(Records from a data collection)
------------------------

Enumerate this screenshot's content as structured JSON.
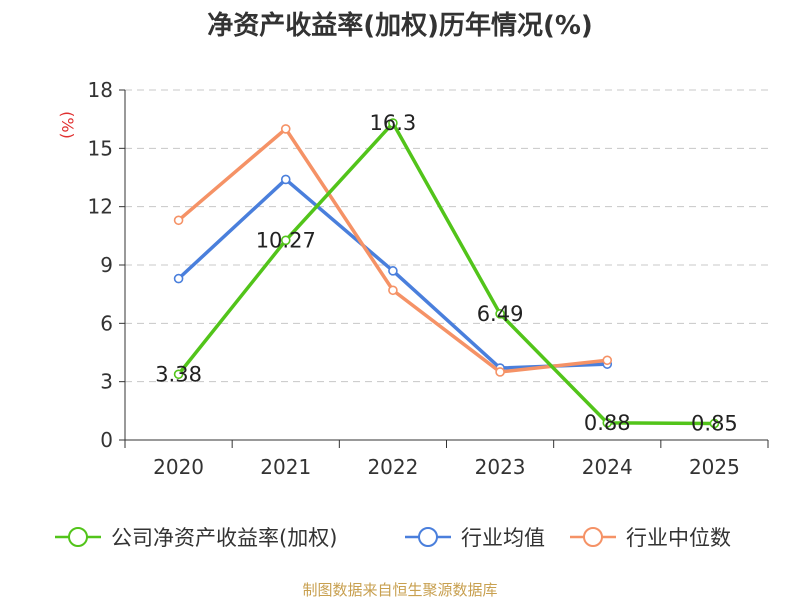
{
  "chart_data": {
    "type": "line",
    "title": "净资产收益率(加权)历年情况(%)",
    "ylabel": "(%)",
    "xlabel": "",
    "categories": [
      "2020",
      "2021",
      "2022",
      "2023",
      "2024",
      "2025"
    ],
    "ylim": [
      0,
      18
    ],
    "yticks": [
      0,
      3,
      6,
      9,
      12,
      15,
      18
    ],
    "grid": true,
    "legend_position": "bottom",
    "series": [
      {
        "name": "公司净资产收益率(加权)",
        "color": "#52c41a",
        "values": [
          3.38,
          10.27,
          16.3,
          6.49,
          0.88,
          0.85
        ],
        "labels": [
          "3.38",
          "10.27",
          "16.3",
          "6.49",
          "0.88",
          "0.85"
        ]
      },
      {
        "name": "行业均值",
        "color": "#4a7fdc",
        "values": [
          8.3,
          13.4,
          8.7,
          3.7,
          3.9,
          null
        ]
      },
      {
        "name": "行业中位数",
        "color": "#f59266",
        "values": [
          11.3,
          16.0,
          7.7,
          3.5,
          4.1,
          null
        ]
      }
    ],
    "source": "制图数据来自恒生聚源数据库"
  }
}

------------------------

#### [What is being asked]
From the listing above, copy every line that holds the string "name".

#### [Result of this task]
        "name": "公司净资产收益率(加权)",
        "name": "行业均值",
        "name": "行业中位数",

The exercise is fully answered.